### GIVEN INSTRUCTION
Show every line that has the string "glide" in it.

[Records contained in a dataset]
=======
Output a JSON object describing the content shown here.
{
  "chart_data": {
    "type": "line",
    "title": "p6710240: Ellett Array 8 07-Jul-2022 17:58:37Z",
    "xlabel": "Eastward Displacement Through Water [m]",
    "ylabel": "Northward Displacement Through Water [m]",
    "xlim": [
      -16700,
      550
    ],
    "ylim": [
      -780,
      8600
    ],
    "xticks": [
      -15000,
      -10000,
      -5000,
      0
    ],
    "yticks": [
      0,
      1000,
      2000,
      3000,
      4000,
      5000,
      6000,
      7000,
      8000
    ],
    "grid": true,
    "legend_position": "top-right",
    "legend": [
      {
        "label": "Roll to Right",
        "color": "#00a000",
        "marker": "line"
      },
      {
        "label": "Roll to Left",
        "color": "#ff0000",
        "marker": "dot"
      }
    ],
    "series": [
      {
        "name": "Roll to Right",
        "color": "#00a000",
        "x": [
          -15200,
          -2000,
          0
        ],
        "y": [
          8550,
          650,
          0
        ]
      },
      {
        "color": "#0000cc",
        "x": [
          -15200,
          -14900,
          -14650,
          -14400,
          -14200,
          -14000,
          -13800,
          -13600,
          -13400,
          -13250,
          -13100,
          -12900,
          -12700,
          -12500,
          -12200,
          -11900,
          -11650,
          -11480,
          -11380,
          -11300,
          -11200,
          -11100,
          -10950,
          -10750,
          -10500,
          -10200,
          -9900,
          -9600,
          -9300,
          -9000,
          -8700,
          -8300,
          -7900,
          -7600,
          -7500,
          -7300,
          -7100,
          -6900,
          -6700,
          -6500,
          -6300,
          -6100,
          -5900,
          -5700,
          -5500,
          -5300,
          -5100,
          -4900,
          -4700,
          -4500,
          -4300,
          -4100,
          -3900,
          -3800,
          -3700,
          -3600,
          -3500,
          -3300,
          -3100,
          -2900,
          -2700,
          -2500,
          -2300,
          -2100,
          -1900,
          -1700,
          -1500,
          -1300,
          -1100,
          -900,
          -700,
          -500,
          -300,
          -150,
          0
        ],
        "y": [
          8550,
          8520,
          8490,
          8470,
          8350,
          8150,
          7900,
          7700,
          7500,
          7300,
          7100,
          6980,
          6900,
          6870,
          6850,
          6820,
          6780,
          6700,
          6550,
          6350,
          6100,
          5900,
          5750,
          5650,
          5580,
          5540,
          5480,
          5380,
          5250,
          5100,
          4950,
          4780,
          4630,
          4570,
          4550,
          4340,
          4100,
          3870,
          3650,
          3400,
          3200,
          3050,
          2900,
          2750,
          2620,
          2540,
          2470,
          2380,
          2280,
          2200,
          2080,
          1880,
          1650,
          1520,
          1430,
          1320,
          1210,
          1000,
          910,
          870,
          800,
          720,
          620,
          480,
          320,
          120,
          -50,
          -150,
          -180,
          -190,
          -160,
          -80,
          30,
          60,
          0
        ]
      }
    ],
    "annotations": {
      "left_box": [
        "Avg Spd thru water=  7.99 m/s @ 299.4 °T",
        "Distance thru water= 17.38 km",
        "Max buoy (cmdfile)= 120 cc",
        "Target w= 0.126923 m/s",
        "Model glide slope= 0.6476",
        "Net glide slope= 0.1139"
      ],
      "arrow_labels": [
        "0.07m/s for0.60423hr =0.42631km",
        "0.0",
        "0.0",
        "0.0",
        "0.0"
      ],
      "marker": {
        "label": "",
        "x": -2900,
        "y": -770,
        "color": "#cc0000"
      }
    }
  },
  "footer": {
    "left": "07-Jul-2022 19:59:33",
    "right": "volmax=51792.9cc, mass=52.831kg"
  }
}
=======
### ANSWER FOR THE TASK
        "Model glide slope= 0.6476",
        "Net glide slope= 0.1139"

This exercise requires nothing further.